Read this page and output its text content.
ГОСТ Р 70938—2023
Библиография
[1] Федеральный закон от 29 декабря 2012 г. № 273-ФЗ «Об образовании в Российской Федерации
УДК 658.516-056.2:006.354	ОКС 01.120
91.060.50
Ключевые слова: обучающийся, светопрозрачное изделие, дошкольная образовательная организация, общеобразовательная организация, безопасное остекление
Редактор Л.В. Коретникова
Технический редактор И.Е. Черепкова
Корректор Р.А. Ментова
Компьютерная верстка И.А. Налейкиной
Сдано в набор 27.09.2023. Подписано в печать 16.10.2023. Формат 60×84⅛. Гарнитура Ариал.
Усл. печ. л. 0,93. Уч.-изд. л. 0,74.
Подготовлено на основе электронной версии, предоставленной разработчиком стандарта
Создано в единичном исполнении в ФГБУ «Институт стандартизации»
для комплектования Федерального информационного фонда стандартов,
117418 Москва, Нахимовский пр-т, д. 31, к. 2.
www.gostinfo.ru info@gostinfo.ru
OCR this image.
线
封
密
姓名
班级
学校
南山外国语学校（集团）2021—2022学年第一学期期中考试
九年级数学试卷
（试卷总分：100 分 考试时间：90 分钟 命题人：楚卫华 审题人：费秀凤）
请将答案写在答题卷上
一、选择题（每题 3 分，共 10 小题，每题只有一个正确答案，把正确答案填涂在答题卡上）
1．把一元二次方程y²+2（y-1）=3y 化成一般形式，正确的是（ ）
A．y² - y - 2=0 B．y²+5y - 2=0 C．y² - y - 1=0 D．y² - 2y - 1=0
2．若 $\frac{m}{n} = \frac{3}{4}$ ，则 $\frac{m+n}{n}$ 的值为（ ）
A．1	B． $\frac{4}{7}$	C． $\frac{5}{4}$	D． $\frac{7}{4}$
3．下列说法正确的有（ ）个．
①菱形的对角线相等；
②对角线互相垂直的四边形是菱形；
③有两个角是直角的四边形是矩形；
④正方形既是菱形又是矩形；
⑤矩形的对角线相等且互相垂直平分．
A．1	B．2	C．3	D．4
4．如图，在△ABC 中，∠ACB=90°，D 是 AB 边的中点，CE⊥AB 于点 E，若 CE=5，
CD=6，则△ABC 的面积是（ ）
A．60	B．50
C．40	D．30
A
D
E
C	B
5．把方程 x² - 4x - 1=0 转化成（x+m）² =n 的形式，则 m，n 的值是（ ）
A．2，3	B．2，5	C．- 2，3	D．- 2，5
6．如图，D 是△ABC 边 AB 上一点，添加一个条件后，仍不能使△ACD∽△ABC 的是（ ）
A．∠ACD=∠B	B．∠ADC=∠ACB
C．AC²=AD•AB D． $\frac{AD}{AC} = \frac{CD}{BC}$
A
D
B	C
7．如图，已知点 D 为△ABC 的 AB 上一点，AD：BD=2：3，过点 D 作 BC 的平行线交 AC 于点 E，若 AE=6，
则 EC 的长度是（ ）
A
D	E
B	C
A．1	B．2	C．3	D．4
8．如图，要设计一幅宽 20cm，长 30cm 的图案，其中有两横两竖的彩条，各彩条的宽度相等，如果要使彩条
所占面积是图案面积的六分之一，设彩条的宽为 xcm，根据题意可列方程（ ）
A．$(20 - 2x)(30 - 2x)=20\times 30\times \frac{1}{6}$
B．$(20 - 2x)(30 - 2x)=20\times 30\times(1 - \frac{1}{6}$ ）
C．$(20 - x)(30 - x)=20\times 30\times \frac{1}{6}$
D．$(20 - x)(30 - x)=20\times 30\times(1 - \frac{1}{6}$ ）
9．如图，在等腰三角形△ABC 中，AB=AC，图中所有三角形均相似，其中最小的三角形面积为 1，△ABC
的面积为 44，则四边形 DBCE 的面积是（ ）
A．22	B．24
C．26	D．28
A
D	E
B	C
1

(What is expected) Retype the material in full, character for character.

(Exercise result)
Read this page and output its text content.
ГОСТ Р 70938—2023
Библиография
[1] Федеральный закон от 29 декабря 2012 г. № 273-ФЗ «Об образовании в Российской Федерации
УДК 658.516-056.2:006.354	ОКС 01.120
91.060.50
Ключевые слова: обучающийся, светопрозрачное изделие, дошкольная образовательная организация, общеобразовательная организация, безопасное остекление
Редактор Л.В. Коретникова
Технический редактор И.Е. Черепкова
Корректор Р.А. Ментова
Компьютерная верстка И.А. Налейкиной
Сдано в набор 27.09.2023. Подписано в печать 16.10.2023. Формат 60×84⅛. Гарнитура Ариал.
Усл. печ. л. 0,93. Уч.-изд. л. 0,74.
Подготовлено на основе электронной версии, предоставленной разработчиком стандарта
Создано в единичном исполнении в ФГБУ «Институт стандартизации»
для комплектования Федерального информационного фонда стандартов,
117418 Москва, Нахимовский пр-т, д. 31, к. 2.
www.gostinfo.ru info@gostinfo.ru
OCR this image.
线
封
密
姓名
班级
学校
南山外国语学校（集团）2021—2022学年第一学期期中考试
九年级数学试卷
（试卷总分：100 分 考试时间：90 分钟 命题人：楚卫华 审题人：费秀凤）
请将答案写在答题卷上
一、选择题（每题 3 分，共 10 小题，每题只有一个正确答案，把正确答案填涂在答题卡上）
1．把一元二次方程y²+2（y-1）=3y 化成一般形式，正确的是（ ）
A．y² - y - 2=0 B．y²+5y - 2=0 C．y² - y - 1=0 D．y² - 2y - 1=0
2．若 $\frac{m}{n} = \frac{3}{4}$ ，则 $\frac{m+n}{n}$ 的值为（ ）
A．1	B． $\frac{4}{7}$	C． $\frac{5}{4}$	D． $\frac{7}{4}$
3．下列说法正确的有（ ）个．
①菱形的对角线相等；
②对角线互相垂直的四边形是菱形；
③有两个角是直角的四边形是矩形；
④正方形既是菱形又是矩形；
⑤矩形的对角线相等且互相垂直平分．
A．1	B．2	C．3	D．4
4．如图，在△ABC 中，∠ACB=90°，D 是 AB 边的中点，CE⊥AB 于点 E，若 CE=5，
CD=6，则△ABC 的面积是（ ）
A．60	B．50
C．40	D．30
A
D
E
C	B
5．把方程 x² - 4x - 1=0 转化成（x+m）² =n 的形式，则 m，n 的值是（ ）
A．2，3	B．2，5	C．- 2，3	D．- 2，5
6．如图，D 是△ABC 边 AB 上一点，添加一个条件后，仍不能使△ACD∽△ABC 的是（ ）
A．∠ACD=∠B	B．∠ADC=∠ACB
C．AC²=AD•AB D． $\frac{AD}{AC} = \frac{CD}{BC}$
A
D
B	C
7．如图，已知点 D 为△ABC 的 AB 上一点，AD：BD=2：3，过点 D 作 BC 的平行线交 AC 于点 E，若 AE=6，
则 EC 的长度是（ ）
A
D	E
B	C
A．1	B．2	C．3	D．4
8．如图，要设计一幅宽 20cm，长 30cm 的图案，其中有两横两竖的彩条，各彩条的宽度相等，如果要使彩条
所占面积是图案面积的六分之一，设彩条的宽为 xcm，根据题意可列方程（ ）
A．$(20 - 2x)(30 - 2x)=20\times 30\times \frac{1}{6}$
B．$(20 - 2x)(30 - 2x)=20\times 30\times(1 - \frac{1}{6}$ ）
C．$(20 - x)(30 - x)=20\times 30\times \frac{1}{6}$
D．$(20 - x)(30 - x)=20\times 30\times(1 - \frac{1}{6}$ ）
9．如图，在等腰三角形△ABC 中，AB=AC，图中所有三角形均相似，其中最小的三角形面积为 1，△ABC
的面积为 44，则四边形 DBCE 的面积是（ ）
A．22	B．24
C．26	D．28
A
D	E
B	C
1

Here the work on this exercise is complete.